• [REQUIRED WORK]
Select the lines below containing the word "type".

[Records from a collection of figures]
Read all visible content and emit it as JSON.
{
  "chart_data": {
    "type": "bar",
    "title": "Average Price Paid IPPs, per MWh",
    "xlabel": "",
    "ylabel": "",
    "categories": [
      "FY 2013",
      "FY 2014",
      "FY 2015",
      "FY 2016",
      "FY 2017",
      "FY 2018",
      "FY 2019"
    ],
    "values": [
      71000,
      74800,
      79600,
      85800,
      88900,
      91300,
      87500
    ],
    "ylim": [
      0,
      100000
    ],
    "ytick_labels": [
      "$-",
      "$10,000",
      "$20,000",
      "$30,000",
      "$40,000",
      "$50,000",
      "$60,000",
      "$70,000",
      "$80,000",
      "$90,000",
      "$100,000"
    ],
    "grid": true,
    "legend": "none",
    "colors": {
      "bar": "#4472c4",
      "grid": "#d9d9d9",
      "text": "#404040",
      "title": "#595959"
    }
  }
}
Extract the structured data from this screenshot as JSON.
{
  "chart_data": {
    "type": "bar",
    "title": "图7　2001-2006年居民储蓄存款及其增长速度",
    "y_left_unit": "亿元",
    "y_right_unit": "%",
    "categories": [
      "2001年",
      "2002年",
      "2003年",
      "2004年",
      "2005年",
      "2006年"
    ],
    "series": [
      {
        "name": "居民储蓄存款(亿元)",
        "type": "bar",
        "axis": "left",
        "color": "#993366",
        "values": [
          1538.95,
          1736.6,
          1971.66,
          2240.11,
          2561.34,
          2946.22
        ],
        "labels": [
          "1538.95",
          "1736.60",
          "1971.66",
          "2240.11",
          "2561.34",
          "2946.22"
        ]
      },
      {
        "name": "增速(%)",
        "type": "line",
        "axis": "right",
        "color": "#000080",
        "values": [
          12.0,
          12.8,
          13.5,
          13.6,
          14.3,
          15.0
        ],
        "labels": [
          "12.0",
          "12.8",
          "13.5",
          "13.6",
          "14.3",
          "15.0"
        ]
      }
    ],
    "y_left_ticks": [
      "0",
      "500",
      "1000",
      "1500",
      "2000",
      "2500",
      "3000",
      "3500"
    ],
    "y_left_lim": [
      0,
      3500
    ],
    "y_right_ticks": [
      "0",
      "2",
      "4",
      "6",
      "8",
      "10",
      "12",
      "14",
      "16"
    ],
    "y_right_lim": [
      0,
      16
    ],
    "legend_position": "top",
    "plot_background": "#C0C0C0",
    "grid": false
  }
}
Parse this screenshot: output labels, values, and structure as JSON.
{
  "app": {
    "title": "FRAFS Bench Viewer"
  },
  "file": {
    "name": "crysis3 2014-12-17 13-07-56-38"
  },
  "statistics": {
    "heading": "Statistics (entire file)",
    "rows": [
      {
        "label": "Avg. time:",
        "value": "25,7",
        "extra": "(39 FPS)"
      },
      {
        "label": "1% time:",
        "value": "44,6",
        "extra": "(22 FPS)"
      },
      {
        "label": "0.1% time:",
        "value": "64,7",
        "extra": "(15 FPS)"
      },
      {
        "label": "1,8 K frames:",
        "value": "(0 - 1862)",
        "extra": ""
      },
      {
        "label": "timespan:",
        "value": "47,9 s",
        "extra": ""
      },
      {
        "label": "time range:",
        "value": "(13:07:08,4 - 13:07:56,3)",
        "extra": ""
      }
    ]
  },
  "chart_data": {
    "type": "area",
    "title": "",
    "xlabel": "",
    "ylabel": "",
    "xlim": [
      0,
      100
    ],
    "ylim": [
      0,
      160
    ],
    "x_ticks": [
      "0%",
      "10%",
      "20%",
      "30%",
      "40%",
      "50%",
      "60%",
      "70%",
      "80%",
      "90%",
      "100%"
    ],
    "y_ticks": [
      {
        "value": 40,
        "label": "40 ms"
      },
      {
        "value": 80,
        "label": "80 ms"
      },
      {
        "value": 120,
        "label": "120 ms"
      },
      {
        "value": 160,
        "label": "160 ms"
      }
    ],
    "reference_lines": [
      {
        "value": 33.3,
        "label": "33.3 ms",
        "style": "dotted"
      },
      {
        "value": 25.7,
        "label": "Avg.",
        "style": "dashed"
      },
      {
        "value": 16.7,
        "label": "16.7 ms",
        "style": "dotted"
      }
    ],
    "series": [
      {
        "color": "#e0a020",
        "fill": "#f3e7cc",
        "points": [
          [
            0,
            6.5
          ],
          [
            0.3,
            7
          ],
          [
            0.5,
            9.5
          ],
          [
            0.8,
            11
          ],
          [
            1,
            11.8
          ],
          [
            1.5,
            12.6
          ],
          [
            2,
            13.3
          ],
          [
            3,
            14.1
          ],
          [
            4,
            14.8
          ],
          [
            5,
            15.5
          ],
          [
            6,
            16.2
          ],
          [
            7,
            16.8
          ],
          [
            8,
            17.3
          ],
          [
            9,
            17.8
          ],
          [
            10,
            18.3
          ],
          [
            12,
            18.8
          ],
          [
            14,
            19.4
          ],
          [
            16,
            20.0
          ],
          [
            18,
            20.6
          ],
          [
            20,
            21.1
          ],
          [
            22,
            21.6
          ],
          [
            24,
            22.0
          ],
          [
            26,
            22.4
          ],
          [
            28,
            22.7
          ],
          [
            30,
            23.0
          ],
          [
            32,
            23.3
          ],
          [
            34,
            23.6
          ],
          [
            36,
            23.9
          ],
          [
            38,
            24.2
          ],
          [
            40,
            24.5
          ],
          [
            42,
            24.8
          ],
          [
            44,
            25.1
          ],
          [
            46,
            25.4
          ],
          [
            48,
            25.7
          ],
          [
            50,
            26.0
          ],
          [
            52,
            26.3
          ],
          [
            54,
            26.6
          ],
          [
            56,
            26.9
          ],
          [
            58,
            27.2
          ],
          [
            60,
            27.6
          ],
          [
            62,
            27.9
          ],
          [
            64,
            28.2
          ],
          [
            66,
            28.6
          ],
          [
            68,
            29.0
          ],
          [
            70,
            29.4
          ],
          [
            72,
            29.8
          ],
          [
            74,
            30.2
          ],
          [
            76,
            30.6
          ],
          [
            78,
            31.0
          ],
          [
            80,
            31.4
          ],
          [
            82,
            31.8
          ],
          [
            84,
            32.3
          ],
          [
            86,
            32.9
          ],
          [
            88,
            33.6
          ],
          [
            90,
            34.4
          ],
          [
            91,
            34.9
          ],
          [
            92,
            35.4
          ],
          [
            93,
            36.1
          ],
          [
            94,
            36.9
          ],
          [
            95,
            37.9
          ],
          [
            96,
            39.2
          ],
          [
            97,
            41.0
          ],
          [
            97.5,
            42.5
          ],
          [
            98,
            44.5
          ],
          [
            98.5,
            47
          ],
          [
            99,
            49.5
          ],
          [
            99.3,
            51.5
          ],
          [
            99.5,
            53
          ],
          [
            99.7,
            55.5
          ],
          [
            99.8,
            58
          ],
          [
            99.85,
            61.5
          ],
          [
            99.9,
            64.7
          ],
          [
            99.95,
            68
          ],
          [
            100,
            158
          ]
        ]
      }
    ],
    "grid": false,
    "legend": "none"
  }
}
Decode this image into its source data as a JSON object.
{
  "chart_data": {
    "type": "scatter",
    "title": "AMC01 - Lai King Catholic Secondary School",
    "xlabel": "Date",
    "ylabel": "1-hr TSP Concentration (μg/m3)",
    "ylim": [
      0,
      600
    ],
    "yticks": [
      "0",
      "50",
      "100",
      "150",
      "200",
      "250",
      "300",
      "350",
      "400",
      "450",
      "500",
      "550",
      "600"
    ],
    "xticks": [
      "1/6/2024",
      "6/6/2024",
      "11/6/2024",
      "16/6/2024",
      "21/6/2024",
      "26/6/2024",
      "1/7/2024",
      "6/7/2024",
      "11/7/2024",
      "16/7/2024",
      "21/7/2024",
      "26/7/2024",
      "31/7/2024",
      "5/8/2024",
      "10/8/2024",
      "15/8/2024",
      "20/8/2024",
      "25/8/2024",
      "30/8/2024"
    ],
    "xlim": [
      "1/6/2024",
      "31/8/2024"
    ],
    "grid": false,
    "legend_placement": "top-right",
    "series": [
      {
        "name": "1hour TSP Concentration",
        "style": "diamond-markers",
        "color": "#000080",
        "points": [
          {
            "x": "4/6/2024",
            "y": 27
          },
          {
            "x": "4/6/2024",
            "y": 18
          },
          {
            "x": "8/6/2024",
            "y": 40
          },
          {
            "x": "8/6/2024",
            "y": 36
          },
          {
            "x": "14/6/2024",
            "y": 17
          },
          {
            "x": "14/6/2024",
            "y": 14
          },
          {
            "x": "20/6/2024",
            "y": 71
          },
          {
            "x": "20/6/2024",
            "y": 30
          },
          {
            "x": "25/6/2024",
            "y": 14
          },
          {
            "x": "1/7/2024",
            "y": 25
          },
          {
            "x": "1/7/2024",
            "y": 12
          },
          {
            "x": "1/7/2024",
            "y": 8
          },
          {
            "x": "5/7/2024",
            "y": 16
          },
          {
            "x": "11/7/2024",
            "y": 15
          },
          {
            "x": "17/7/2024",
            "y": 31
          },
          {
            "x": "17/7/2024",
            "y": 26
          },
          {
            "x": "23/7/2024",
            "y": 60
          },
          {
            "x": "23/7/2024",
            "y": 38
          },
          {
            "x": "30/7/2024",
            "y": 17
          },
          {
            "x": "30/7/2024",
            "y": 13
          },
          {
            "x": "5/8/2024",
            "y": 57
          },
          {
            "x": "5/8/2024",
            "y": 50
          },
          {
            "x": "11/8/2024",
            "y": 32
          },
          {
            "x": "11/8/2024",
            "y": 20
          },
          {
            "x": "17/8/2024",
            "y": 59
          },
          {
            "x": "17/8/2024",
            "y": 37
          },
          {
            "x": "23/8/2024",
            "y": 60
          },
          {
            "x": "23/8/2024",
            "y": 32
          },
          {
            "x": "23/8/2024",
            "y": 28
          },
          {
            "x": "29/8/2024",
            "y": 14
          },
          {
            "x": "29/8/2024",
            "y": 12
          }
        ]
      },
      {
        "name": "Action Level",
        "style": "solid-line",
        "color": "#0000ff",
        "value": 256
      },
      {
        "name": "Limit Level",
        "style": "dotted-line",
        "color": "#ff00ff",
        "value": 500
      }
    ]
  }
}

• [EXPECTED ANSWER]
    "type": "bar",
    "type": "bar",
        "type": "bar",
        "type": "line",
    "type": "area",
    "type": "scatter",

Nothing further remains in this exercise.